Requirement: Collect each line of the records containing the string "Закупка".

Dataset records:
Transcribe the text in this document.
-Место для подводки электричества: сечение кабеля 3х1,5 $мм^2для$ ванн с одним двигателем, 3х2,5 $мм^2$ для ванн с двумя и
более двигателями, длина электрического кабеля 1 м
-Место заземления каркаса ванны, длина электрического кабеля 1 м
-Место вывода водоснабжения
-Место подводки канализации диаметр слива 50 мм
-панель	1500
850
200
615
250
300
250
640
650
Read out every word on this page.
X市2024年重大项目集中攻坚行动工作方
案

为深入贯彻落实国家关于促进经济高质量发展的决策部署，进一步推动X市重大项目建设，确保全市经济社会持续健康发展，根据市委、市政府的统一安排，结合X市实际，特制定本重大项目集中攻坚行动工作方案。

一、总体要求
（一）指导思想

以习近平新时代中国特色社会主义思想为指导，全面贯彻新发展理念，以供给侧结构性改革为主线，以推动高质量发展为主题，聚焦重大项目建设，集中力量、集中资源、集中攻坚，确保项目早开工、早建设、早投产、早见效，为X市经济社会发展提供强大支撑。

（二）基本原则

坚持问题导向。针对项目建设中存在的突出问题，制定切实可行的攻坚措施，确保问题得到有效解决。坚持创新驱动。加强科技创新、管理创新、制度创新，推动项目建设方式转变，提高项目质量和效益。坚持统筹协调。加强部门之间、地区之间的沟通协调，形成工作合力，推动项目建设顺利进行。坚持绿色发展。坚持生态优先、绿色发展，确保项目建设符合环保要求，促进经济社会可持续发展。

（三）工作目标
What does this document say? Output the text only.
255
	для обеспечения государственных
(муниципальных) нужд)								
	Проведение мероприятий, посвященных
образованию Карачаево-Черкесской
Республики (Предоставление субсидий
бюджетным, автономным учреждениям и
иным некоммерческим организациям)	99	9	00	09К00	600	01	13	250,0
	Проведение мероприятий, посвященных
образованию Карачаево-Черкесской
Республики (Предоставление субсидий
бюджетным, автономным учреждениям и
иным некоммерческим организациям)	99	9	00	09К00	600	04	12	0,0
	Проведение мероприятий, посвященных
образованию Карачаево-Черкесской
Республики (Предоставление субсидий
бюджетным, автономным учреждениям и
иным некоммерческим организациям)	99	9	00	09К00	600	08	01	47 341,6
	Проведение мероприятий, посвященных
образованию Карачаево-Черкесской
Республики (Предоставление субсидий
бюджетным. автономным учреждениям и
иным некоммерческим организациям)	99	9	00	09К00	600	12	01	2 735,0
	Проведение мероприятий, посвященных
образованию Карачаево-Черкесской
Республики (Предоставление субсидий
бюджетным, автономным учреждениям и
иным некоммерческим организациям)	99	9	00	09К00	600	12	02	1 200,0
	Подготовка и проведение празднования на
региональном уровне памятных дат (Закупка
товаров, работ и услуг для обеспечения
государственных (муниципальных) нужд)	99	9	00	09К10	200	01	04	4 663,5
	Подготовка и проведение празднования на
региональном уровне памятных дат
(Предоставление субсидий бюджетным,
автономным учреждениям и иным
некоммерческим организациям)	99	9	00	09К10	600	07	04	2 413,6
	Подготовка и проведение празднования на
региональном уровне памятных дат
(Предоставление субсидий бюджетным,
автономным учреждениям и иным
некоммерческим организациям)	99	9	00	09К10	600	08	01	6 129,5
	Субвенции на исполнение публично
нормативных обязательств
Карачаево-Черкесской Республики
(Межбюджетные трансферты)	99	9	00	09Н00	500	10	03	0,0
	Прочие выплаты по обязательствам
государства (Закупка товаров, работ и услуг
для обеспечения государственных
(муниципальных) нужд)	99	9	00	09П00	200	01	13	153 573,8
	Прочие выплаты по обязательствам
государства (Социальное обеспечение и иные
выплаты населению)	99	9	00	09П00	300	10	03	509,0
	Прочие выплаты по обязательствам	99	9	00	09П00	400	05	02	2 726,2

Answer to the problem:
региональном уровне памятных дат (Закупка
государства (Закупка товаров, работ и услуг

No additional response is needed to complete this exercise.